**Goal:** Below are some records. Copy every line in them that holds "Beds".

**Task material:**
################

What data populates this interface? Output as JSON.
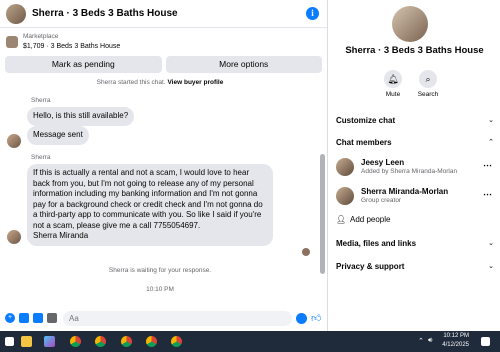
{
  "header": {
    "title": "Sherra · 3 Beds 3 Baths House",
    "info_icon": "i"
  },
  "listing": {
    "category": "Marketplace",
    "text": "$1,709 · 3 Beds 3 Baths House"
  },
  "actions": {
    "pending": "Mark as pending",
    "more": "More options"
  },
  "chat": {
    "started_text": "Sherra started this chat.",
    "started_link": "View buyer profile",
    "messages": [
      {
        "sender": "Sherra",
        "text": "Hello, is this still available?"
      },
      {
        "text": "Message sent"
      },
      {
        "sender": "Sherra",
        "text": "If this is actually a rental and not a scam, I would love to hear back from you, but I'm not going to release any of my personal information including my banking information and I'm not gonna pay for a background check or credit check and I'm not gonna do a third-party app to communicate with you. So like I said if you're not a scam, please give me a call 7755054697.\nSherra Miranda"
      }
    ],
    "waiting": "Sherra is waiting for your response.",
    "time": "10:10 PM"
  },
  "composer": {
    "placeholder": "Aa"
  },
  "profile": {
    "name": "Sherra · 3 Beds 3 Baths House",
    "mute_label": "Mute",
    "search_label": "Search"
  },
  "sections": {
    "customize": "Customize chat",
    "members": "Chat members",
    "media": "Media, files and links",
    "privacy": "Privacy & support",
    "add_people": "Add people"
  },
  "members": [
    {
      "name": "Jeesy Leen",
      "sub": "Added by Sherra Miranda-Morlan"
    },
    {
      "name": "Sherra Miranda-Morlan",
      "sub": "Group creator"
    }
  ],
  "taskbar": {
    "time": "10:12 PM",
    "date": "4/12/2025"
  },
  "colors": {
    "accent": "#0a7cff",
    "bubble": "#e4e6eb",
    "taskbar": "#1f2a3a"
  }
}
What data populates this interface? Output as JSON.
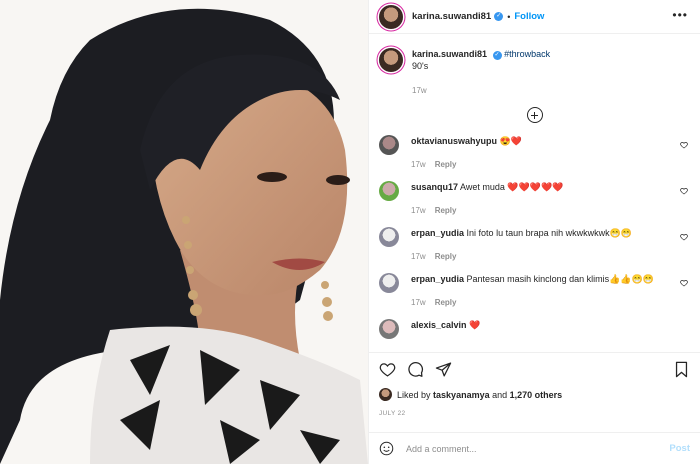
{
  "post": {
    "username": "karina.suwandi81",
    "follow_label": "Follow",
    "separator": "•",
    "more_glyph": "•••"
  },
  "caption": {
    "username": "karina.suwandi81",
    "hashtag": "#throwback",
    "text": "90's",
    "time": "17w"
  },
  "comments": [
    {
      "user": "oktavianuswahyupu",
      "text": "😍❤️",
      "time": "17w",
      "reply": "Reply"
    },
    {
      "user": "susanqu17",
      "text": "Awet muda ❤️❤️❤️❤️❤️",
      "time": "17w",
      "reply": "Reply"
    },
    {
      "user": "erpan_yudia",
      "text": "Ini foto lu taun brapa nih wkwkwkwk😁😁",
      "time": "17w",
      "reply": "Reply"
    },
    {
      "user": "erpan_yudia",
      "text": "Pantesan masih kinclong dan klimis👍👍😁😁",
      "time": "17w",
      "reply": "Reply"
    },
    {
      "user": "alexis_calvin",
      "text": "❤️",
      "time": "",
      "reply": ""
    }
  ],
  "likes": {
    "prefix": "Liked by",
    "user": "taskyanamya",
    "connector": "and",
    "others": "1,270 others"
  },
  "date": "JULY 22",
  "add_comment": {
    "placeholder": "Add a comment...",
    "post_label": "Post"
  },
  "icons": {
    "verified": "verified-badge-icon",
    "heart": "heart-icon",
    "comment": "comment-bubble-icon",
    "share": "paper-plane-icon",
    "bookmark": "bookmark-icon",
    "emoji": "smiley-icon",
    "load_more": "plus-circle-icon"
  },
  "colors": {
    "link_blue": "#0095f6",
    "verified_blue": "#3897f0",
    "muted": "#8e8e8e",
    "post_disabled": "#b2dffc",
    "heart_red": "#ed4956"
  }
}
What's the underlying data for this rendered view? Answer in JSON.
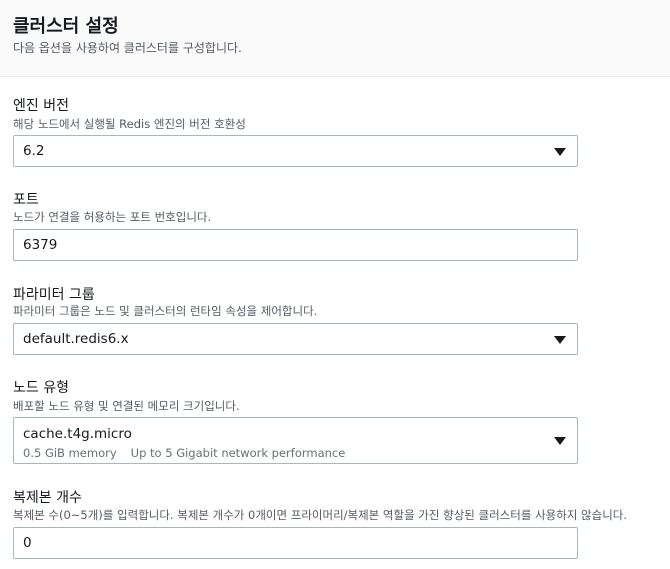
{
  "header": {
    "title": "클러스터 설정",
    "description": "다음 옵션을 사용하여 클러스터를 구성합니다."
  },
  "engine_version": {
    "label": "엔진 버전",
    "description": "해당 노드에서 실행될 Redis 엔진의 버전 호환성",
    "value": "6.2"
  },
  "port": {
    "label": "포트",
    "description": "노드가 연결을 허용하는 포트 번호입니다.",
    "value": "6379"
  },
  "parameter_group": {
    "label": "파라미터 그룹",
    "description": "파라미터 그룹은 노드 및 클러스터의 런타임 속성을 제어합니다.",
    "value": "default.redis6.x"
  },
  "node_type": {
    "label": "노드 유형",
    "description": "배포할 노드 유형 및 연결된 메모리 크기입니다.",
    "value": "cache.t4g.micro",
    "memory": "0.5 GiB memory",
    "network": "Up to 5 Gigabit network performance"
  },
  "replicas": {
    "label": "복제본 개수",
    "description": "복제본 수(0~5개)를 입력합니다. 복제본 개수가 0개이면 프라이머리/복제본 역할을 가진 향상된 클러스터를 사용하지 않습니다.",
    "value": "0"
  },
  "icons": {
    "dropdown": "caret-down-icon"
  }
}
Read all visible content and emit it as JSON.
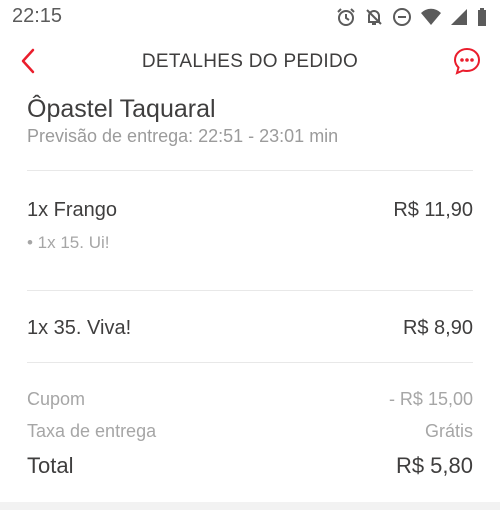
{
  "status_bar": {
    "time": "22:15",
    "icons": [
      "alarm-icon",
      "notifications-off-icon",
      "do-not-disturb-icon",
      "wifi-icon",
      "signal-icon",
      "battery-icon"
    ]
  },
  "header": {
    "title": "DETALHES DO PEDIDO",
    "back_icon": "chevron-left-icon",
    "chat_icon": "chat-bubble-icon",
    "accent_color": "#ea1d2c"
  },
  "order": {
    "store_name": "Ôpastel Taquaral",
    "delivery_estimate": "Previsão de entrega: 22:51 - 23:01 min",
    "items": [
      {
        "name": "1x Frango",
        "price": "R$  11,90",
        "subitem": "• 1x 15. Ui!"
      },
      {
        "name": "1x 35. Viva!",
        "price": "R$  8,90"
      }
    ],
    "summary": {
      "coupon_label": "Cupom",
      "coupon_value": "- R$  15,00",
      "delivery_fee_label": "Taxa de entrega",
      "delivery_fee_value": "Grátis",
      "total_label": "Total",
      "total_value": "R$  5,80"
    }
  }
}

################

**Written response:**
    "title": "Sherra · 3 Beds 3 Baths House",
    "text": "$1,709 · 3 Beds 3 Baths House"
    "name": "Sherra · 3 Beds 3 Baths House",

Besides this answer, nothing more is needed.